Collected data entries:

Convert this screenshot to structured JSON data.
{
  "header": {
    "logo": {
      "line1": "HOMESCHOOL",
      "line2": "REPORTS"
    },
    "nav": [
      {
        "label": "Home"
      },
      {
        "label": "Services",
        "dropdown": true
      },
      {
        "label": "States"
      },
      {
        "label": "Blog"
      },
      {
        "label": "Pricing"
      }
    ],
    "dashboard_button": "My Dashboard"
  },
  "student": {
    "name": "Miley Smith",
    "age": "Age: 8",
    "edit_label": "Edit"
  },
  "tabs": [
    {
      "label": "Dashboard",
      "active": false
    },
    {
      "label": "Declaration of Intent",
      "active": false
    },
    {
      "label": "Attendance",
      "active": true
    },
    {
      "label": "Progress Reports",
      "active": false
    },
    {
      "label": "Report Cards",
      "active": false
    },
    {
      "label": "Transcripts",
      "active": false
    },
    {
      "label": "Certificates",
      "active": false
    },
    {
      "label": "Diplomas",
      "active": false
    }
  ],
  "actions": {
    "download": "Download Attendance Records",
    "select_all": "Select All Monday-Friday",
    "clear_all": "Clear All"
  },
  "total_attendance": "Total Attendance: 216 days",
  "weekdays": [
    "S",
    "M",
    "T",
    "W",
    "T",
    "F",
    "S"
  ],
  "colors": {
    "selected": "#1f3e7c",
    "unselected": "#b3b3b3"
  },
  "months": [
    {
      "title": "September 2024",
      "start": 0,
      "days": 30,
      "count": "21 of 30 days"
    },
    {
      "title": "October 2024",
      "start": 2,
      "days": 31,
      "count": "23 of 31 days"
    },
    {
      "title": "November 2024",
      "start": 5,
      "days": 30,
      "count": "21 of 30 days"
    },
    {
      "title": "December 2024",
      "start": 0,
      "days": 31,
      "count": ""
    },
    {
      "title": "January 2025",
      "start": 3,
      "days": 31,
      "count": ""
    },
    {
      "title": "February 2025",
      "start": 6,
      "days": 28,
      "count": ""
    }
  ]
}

GIVEN REQUEST:
Would you restate each of the entries word for word?

FINAL ANSWER:
Convert this screenshot to structured JSON data.
{
  "header": {
    "logo": {
      "line1": "HOMESCHOOL",
      "line2": "REPORTS"
    },
    "nav": [
      {
        "label": "Home"
      },
      {
        "label": "Services",
        "dropdown": true
      },
      {
        "label": "States"
      },
      {
        "label": "Blog"
      },
      {
        "label": "Pricing"
      }
    ],
    "dashboard_button": "My Dashboard"
  },
  "student": {
    "name": "Miley Smith",
    "age": "Age: 8",
    "edit_label": "Edit"
  },
  "tabs": [
    {
      "label": "Dashboard",
      "active": false
    },
    {
      "label": "Declaration of Intent",
      "active": false
    },
    {
      "label": "Attendance",
      "active": true
    },
    {
      "label": "Progress Reports",
      "active": false
    },
    {
      "label": "Report Cards",
      "active": false
    },
    {
      "label": "Transcripts",
      "active": false
    },
    {
      "label": "Certificates",
      "active": false
    },
    {
      "label": "Diplomas",
      "active": false
    }
  ],
  "actions": {
    "download": "Download Attendance Records",
    "select_all": "Select All Monday-Friday",
    "clear_all": "Clear All"
  },
  "total_attendance": "Total Attendance: 216 days",
  "weekdays": [
    "S",
    "M",
    "T",
    "W",
    "T",
    "F",
    "S"
  ],
  "colors": {
    "selected": "#1f3e7c",
    "unselected": "#b3b3b3"
  },
  "months": [
    {
      "title": "September 2024",
      "start": 0,
      "days": 30,
      "count": "21 of 30 days"
    },
    {
      "title": "October 2024",
      "start": 2,
      "days": 31,
      "count": "23 of 31 days"
    },
    {
      "title": "November 2024",
      "start": 5,
      "days": 30,
      "count": "21 of 30 days"
    },
    {
      "title": "December 2024",
      "start": 0,
      "days": 31,
      "count": ""
    },
    {
      "title": "January 2025",
      "start": 3,
      "days": 31,
      "count": ""
    },
    {
      "title": "February 2025",
      "start": 6,
      "days": 28,
      "count": ""
    }
  ]
}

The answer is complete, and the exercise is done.